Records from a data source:
↓↓↓

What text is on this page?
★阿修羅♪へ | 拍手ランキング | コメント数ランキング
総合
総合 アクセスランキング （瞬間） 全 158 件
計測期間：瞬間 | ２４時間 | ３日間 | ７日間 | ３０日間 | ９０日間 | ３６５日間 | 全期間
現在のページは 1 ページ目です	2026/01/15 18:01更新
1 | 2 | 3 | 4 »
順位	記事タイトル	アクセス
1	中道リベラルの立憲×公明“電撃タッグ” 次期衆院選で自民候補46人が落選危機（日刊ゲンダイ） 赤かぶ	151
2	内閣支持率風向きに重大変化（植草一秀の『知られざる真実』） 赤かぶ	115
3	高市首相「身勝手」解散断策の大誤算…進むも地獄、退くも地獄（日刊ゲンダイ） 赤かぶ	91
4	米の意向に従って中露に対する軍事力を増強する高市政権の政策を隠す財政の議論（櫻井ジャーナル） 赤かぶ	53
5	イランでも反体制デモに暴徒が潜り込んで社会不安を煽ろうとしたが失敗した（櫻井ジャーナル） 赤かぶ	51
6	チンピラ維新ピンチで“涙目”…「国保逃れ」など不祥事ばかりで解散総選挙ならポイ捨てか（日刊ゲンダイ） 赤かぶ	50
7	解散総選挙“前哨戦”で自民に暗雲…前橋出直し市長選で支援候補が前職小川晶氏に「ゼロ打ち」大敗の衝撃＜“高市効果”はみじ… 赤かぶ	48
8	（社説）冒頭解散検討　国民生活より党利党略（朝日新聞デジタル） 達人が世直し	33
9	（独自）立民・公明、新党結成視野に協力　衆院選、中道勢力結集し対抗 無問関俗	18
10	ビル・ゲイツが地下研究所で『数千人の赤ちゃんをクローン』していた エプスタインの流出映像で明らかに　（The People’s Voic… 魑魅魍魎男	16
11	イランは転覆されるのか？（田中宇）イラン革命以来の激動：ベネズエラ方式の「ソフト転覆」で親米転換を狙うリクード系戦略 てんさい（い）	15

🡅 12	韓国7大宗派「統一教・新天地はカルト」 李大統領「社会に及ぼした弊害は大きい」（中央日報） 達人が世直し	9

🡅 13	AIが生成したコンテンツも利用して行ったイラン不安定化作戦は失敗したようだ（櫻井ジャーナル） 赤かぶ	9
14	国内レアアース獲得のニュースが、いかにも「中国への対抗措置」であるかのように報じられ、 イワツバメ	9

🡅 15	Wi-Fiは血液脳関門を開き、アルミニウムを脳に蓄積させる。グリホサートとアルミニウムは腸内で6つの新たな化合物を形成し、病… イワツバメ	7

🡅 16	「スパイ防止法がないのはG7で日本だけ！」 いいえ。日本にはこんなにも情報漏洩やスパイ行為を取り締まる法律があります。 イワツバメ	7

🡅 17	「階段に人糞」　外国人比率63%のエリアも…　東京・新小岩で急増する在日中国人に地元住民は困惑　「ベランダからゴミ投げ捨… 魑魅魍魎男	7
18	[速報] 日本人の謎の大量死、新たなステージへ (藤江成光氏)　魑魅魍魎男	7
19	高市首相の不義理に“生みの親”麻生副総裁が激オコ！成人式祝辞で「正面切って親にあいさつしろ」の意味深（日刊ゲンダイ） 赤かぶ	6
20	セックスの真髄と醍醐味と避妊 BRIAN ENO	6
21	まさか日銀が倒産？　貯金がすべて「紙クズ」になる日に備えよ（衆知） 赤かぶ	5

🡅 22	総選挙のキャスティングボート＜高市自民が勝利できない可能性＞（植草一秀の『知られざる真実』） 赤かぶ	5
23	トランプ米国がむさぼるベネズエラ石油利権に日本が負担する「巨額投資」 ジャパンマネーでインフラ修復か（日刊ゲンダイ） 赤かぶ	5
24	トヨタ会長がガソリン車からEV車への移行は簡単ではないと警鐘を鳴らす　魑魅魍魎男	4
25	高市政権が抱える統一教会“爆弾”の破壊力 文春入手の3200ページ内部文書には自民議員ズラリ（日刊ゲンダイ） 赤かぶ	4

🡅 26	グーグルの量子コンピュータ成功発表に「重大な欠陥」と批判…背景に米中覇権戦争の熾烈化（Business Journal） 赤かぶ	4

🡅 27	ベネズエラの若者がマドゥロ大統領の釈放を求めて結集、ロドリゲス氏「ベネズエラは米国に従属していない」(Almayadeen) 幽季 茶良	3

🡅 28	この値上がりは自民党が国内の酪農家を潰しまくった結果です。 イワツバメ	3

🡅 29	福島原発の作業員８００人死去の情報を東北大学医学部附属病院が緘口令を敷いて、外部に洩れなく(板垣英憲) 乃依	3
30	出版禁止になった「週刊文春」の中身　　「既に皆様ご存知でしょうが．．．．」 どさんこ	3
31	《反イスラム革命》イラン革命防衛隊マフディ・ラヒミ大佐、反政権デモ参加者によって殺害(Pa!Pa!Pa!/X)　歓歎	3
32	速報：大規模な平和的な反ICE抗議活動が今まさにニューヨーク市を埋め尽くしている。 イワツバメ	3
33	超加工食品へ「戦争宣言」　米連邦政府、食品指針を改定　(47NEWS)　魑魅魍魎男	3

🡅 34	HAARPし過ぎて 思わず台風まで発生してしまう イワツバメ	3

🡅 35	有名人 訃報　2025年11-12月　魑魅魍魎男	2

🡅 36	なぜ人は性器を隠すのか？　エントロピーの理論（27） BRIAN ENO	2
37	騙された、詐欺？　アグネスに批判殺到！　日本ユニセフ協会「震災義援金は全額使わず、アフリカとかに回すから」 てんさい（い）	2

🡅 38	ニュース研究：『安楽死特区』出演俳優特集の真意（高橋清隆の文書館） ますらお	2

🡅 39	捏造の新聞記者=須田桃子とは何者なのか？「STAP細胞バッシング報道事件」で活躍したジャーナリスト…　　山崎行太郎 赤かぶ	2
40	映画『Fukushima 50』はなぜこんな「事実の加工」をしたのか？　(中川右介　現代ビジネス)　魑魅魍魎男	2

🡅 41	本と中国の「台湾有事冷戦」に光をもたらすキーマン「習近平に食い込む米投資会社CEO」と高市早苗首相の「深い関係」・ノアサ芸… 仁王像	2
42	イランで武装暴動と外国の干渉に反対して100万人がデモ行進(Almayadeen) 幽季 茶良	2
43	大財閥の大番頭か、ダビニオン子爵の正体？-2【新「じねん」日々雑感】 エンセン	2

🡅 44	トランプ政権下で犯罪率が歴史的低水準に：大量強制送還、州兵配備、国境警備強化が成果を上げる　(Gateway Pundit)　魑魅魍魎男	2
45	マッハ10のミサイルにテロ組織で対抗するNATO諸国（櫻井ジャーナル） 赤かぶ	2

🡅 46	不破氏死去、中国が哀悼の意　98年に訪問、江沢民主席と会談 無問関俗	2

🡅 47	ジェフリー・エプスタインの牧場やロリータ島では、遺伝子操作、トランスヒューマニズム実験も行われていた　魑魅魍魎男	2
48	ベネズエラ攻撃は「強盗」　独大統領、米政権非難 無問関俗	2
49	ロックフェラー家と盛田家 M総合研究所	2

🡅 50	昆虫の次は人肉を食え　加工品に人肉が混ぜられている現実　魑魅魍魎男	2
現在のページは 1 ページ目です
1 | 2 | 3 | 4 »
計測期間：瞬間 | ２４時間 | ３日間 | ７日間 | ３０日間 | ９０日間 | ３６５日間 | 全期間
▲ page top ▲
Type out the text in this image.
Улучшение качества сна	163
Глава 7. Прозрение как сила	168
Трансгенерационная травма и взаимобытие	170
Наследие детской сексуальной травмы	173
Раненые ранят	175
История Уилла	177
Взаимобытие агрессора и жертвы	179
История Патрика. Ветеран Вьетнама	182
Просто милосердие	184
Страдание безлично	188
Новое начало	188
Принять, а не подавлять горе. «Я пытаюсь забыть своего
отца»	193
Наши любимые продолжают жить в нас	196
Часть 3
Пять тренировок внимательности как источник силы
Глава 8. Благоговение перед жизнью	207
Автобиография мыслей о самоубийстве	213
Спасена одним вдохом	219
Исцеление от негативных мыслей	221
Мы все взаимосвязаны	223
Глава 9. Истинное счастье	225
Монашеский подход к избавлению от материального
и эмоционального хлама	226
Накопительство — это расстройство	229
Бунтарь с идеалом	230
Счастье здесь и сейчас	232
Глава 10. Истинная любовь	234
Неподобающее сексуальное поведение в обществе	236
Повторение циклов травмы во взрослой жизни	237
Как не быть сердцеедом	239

↑↑↑

- Directions for this task
Using the entries above, return each line in which the word "魑魅魍魎男" occurs.

- Output of the exercise
10	ビル・ゲイツが地下研究所で『数千人の赤ちゃんをクローン』していた エプスタインの流出映像で明らかに　（The People’s Voic… 魑魅魍魎男	16
🡅 17	「階段に人糞」　外国人比率63%のエリアも…　東京・新小岩で急増する在日中国人に地元住民は困惑　「ベランダからゴミ投げ捨… 魑魅魍魎男	7
18	[速報] 日本人の謎の大量死、新たなステージへ (藤江成光氏)　魑魅魍魎男	7
24	トヨタ会長がガソリン車からEV車への移行は簡単ではないと警鐘を鳴らす　魑魅魍魎男	4
33	超加工食品へ「戦争宣言」　米連邦政府、食品指針を改定　(47NEWS)　魑魅魍魎男	3
🡅 35	有名人 訃報　2025年11-12月　魑魅魍魎男	2
40	映画『Fukushima 50』はなぜこんな「事実の加工」をしたのか？　(中川右介　現代ビジネス)　魑魅魍魎男	2
🡅 44	トランプ政権下で犯罪率が歴史的低水準に：大量強制送還、州兵配備、国境警備強化が成果を上げる　(Gateway Pundit)　魑魅魍魎男	2
🡅 47	ジェフリー・エプスタインの牧場やロリータ島では、遺伝子操作、トランスヒューマニズム実験も行われていた　魑魅魍魎男	2
🡅 50	昆虫の次は人肉を食え　加工品に人肉が混ぜられている現実　魑魅魍魎男	2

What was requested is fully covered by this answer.